++++ EXTRAIT DU DOCUMENT

Ils déshonorent ceux qui en usent pour vous
néantiser.
Jamais je n'ai
laissé dire sans protester que votre père, vous-même ou vos militants seraient
passibles d'un coefficient moral négatif.
Jamais non plus je n'ai cru que votre
parti représentait un danger pour la démocratie, la république, les «valeurs
humanistes», et cætera.
Le seul danger pour la démocratie française,depuis que
je suis né, c'est un robespierrisme récurrent dans les abysses de l'inconscient
collectif.
J'ai toujours considéré Jean Marie Le Pen comme un adversaire, jamais
comme un ennemi.
Il sait cela.
C'est pourquoi je me crois autorisé à vous
rappeler que la gauche et la droite, ce n'est pas du pareil au même.
En France,
depuis la Libération, Torquemada sévit à gauche, pas ailleurs.
La gauche
française vous hait sans merci.
Elle vous utilise si ça l'arrange, elle ne vous
respectera jamais.

++++++++
++++ DONNÉES ENREGISTRÉES

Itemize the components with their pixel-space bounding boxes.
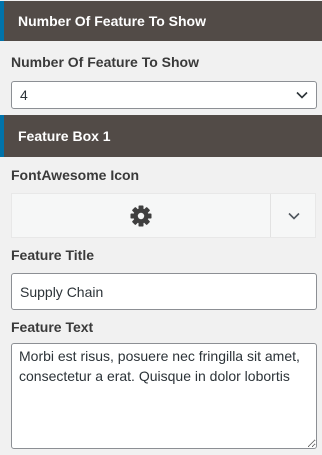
- section-header-label: Feature Box 1: [18, 128, 111, 144]
- section-header-label: Number Of Feature To Show: [18, 13, 206, 29]
- title-label: Feature Title: [11, 247, 94, 263]
- number-select-value: 4: [20, 87, 28, 103]
- feature-title-input[interactable]: [11, 273, 317, 310]
- chevron-down-icon: [287, 212, 300, 220]
- section-header-number[interactable]: Number Of Feature To Show: [0, 1, 322, 41]
- text-label: Feature Text: [11, 319, 94, 335]
- chevron-down-icon: [296, 91, 308, 99]
- icon-picker: [11, 193, 316, 238]
- number-label: Number Of Feature To Show: [11, 54, 199, 70]
- number-select[interactable]: 4: [11, 81, 317, 109]
- section-header-feature-box[interactable]: Feature Box 1: [0, 115, 322, 157]
- icon-picker-toggle[interactable]: [271, 194, 316, 237]
- gear-icon: [130, 205, 152, 226]
- icon-preview[interactable]: [12, 194, 270, 237]
- icon-label: FontAwesome Icon: [11, 167, 140, 183]
- feature-text-area[interactable]: Morbi est risus, posuere nec fringilla s…: [11, 343, 317, 449]
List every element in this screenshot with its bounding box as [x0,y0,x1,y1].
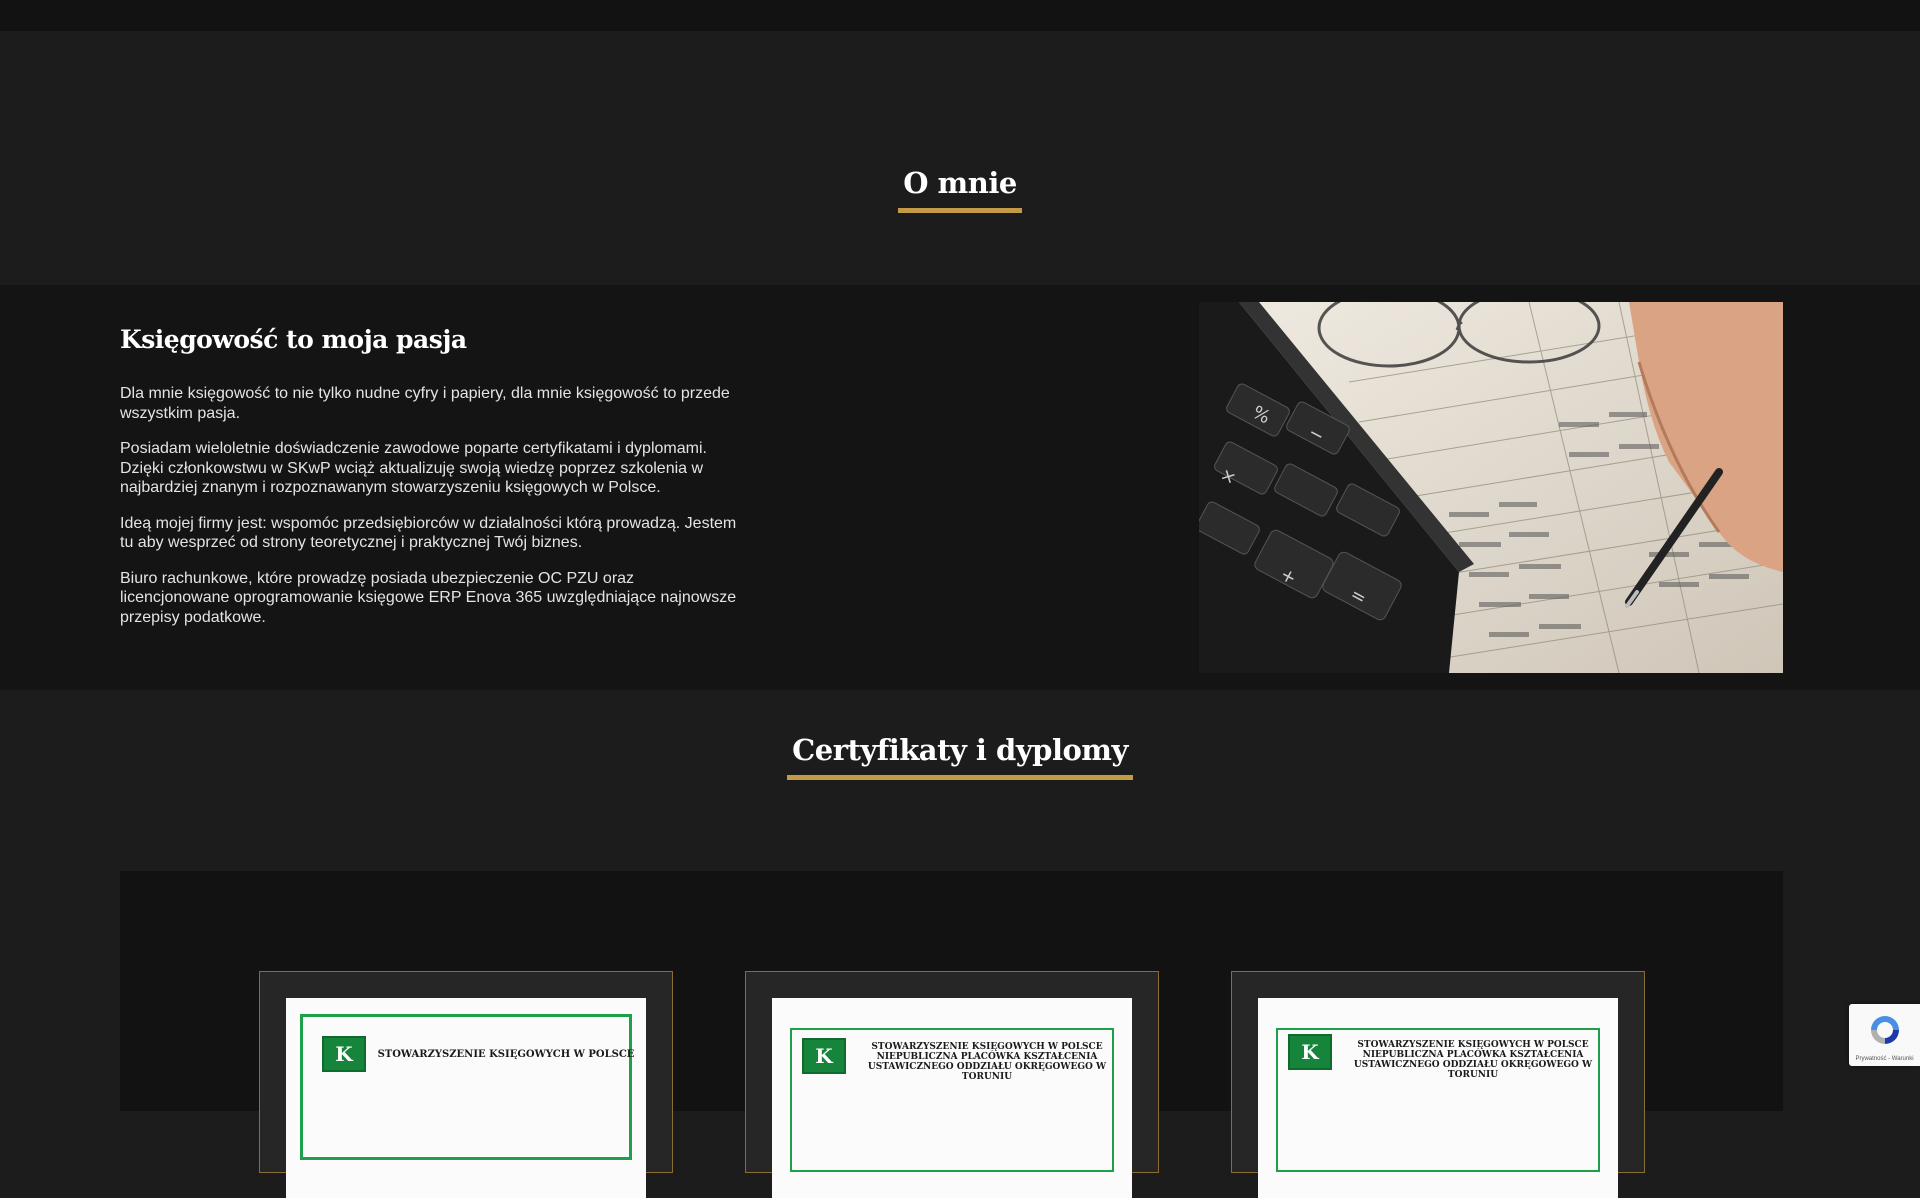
about-heading: Księgowość to moja pasja [120,325,467,354]
skwp-logo-icon: K [1288,1034,1332,1070]
calculator-photo-illustration: % − × + = [1199,302,1783,673]
certificates-section-title: Certyfikaty i dyplomy [787,729,1133,780]
certificate-image: K STOWARZYSZENIE KSIĘGOWYCH W POLSCE [286,998,646,1198]
certificate-card[interactable]: K STOWARZYSZENIE KSIĘGOWYCH W POLSCE NIE… [1231,971,1645,1198]
certificate-card[interactable]: K STOWARZYSZENIE KSIĘGOWYCH W POLSCE NIE… [745,971,1159,1198]
about-paragraph: Biuro rachunkowe, które prowadzę posiada… [120,569,737,626]
skwp-logo-icon: K [802,1038,846,1074]
recaptcha-links[interactable]: Prywatność - Warunki [1849,1056,1920,1062]
certificate-title: STOWARZYSZENIE KSIĘGOWYCH W POLSCE [377,1049,635,1060]
calculator-photo: % − × + = [1199,302,1783,673]
recaptcha-badge[interactable]: Prywatność - Warunki [1849,1004,1920,1066]
about-section-title: O mnie [898,162,1022,213]
certificate-image: K STOWARZYSZENIE KSIĘGOWYCH W POLSCE NIE… [772,998,1132,1198]
about-section-header: O mnie [0,162,1920,213]
certificates-section-header: Certyfikaty i dyplomy [0,729,1920,780]
about-text-column: Księgowość to moja pasja Dla mnie księgo… [120,325,740,643]
about-paragraph: Ideą mojej firmy jest: wspomóc przedsięb… [120,514,737,552]
certificate-card[interactable]: K STOWARZYSZENIE KSIĘGOWYCH W POLSCE [259,971,673,1198]
about-paragraph: Posiadam wieloletnie doświadczenie zawod… [120,440,707,496]
certificates-panel: K STOWARZYSZENIE KSIĘGOWYCH W POLSCE K S… [120,871,1783,1198]
about-paragraph: Dla mnie księgowość to nie tylko nudne c… [120,385,730,422]
about-band: Księgowość to moja pasja Dla mnie księgo… [0,285,1920,690]
certificate-title: STOWARZYSZENIE KSIĘGOWYCH W POLSCE NIEPU… [867,1042,1107,1082]
skwp-logo-icon: K [322,1036,366,1072]
recaptcha-icon [1871,1016,1899,1044]
certificate-title: STOWARZYSZENIE KSIĘGOWYCH W POLSCE NIEPU… [1353,1040,1593,1080]
certificate-image: K STOWARZYSZENIE KSIĘGOWYCH W POLSCE NIE… [1258,998,1618,1198]
top-bar [0,0,1920,31]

++++++++

TRAVAIL DEMANDÉ:
a) Les affirmations suivantes concordent-elles avec l'extrait ? (i) Jean Marie Le Pen y est présenté comme un ennemi. (ii) D'après l'extrait, Torquemada sévit à gauche en France depuis la Libération. (iii) Le parti auquel s'adresse l'extrait y est décrit comme un danger pour la démocratie. Pour chacune, répondez par oui ou non en citant mot pour mot les termes décisifs de l'extrait.
b) Poursuivez l'extrait sur la gauche et la droite en France à partir de sa dernière phrase.
Vous pouvez laisser les lignes de côté.

RÉPONSES ATTENDUES:
a)
(i) Non : « J'ai toujours considéré Jean Marie Le Pen comme un adversaire, jamais comme un ennemi. »
(ii) Oui : « En France, depuis la Libération, Torquemada sévit à gauche, pas ailleurs. »
(iii) Non : « Jamais non plus je n'ai cru que votre parti représentait un danger pour la démocratie »

b)
Vous m'objecterez que par candeur, pusillanimité,
opportunisme ou inculture historique, certains dignitaires droitiers, piégés par
son manichéisme, lui mendient leur respectabilité - en pure perte d'ailleurs.
Je
vous rétorquerai que nous sommes de plus en plus nombreux à les envoyer paître.
Nous aurons eu tort si vous enlisez votre parti dans une marginalité au long
cours en refusant de choisir entre la droite et la gauche.
Bayrou, qui a de
grandes qualités, a payé cher un refus du même ordre.
Tandis que si
vous tenez une position cohérente, d'ailleurs souhaitée par une majorité de vos
électeurs, votre âge, votre talent et vos efforts pour dépoussiérer votre parti
laissent présager des lendemains plus ensoleillés.
Ils n'adviendront pas si
Hollande est élu par suite de votre atermoiement ; le FN demeurera le refuge
aléatoire et sans issue de désarrois au demeurant légitimes.
Souhaitez-vous ce
destin-là?
Quoi que vous
pensiez de Sarkozy, il a ouvert des yeux, aéré des neurones et libéré des mots.
Comme vous, il a été harcelé et méprisé par le système médiatico-mondain que
vous dénoncez à juste titre.
Il vous a combattue dans l'arène politique, il n'a
jamais insulté les vôtres.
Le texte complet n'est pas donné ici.